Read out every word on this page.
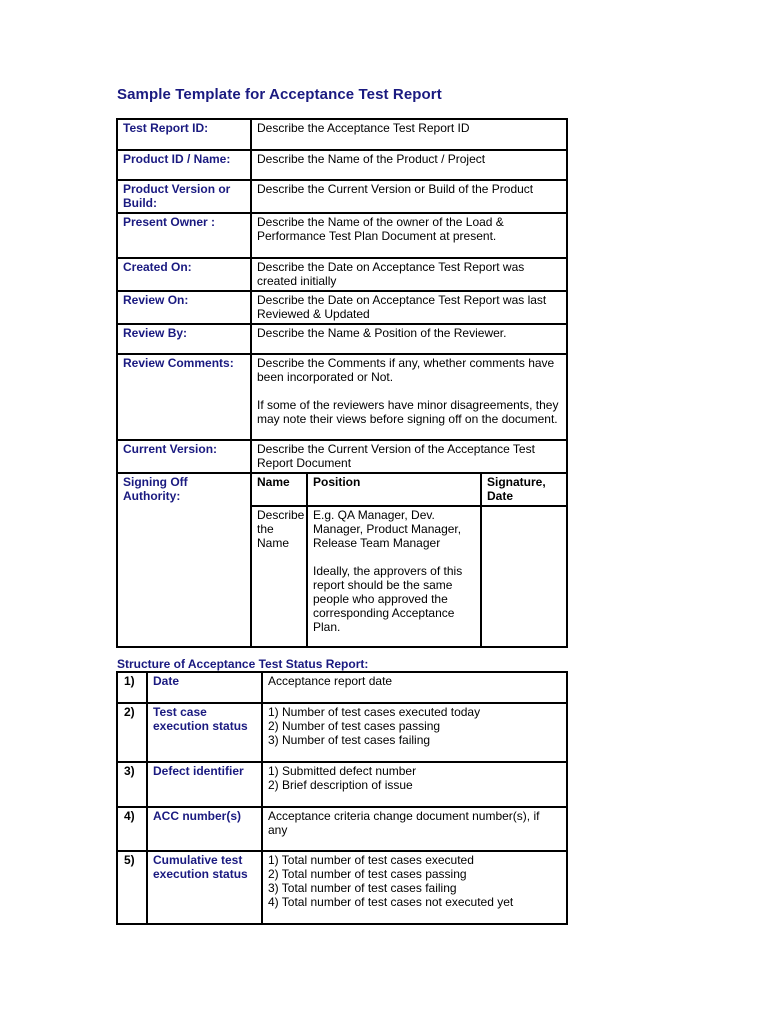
Sample Template for Acceptance Test Report
Test Report ID:	Describe the Acceptance Test Report ID		
Product ID / Name:	Describe the Name of the Product / Project		
Product Version or Build:	Describe the Current Version or Build of the Product		
Present Owner :	Describe the Name of the owner of the Load & Performance Test Plan Document at present.		
Created On:	Describe the Date on Acceptance Test Report was created initially		
Review On:	Describe the Date on Acceptance Test Report was last Reviewed & Updated		
Review By:	Describe the Name & Position of the Reviewer.		
Review Comments:	Describe the Comments if any, whether comments have been incorporated or Not.
If some of the reviewers have minor disagreements, they may note their views before signing off on the document.		

Current Version:	Describe the Current Version of the Acceptance Test Report Document		
Signing Off Authority:	Name	Position	Signature, Date
	Describe the Name	E.g. QA Manager, Dev. Manager, Product Manager, Release Team Manager
Ideally, the approvers of this report should be the same people who approved the corresponding Acceptance Plan.	

Structure of Acceptance Test Status Report:
1)	Date	Acceptance report date

2)	Test case execution status	1) Number of test cases executed today
2) Number of test cases passing
3) Number of test cases failing

3)	Defect identifier	1) Submitted defect number
2) Brief description of issue

4)	ACC number(s)	Acceptance criteria change document number(s), if any

5)	Cumulative test execution status	1) Total number of test cases executed
2) Total number of test cases passing
3) Total number of test cases failing
4) Total number of test cases not executed yet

[PROBLEM STATEMENT] Search the listing above for the string "passing". Copy every line that contains it.

[RESPONSE BELOW]
2) Number of test cases passing
2) Total number of test cases passing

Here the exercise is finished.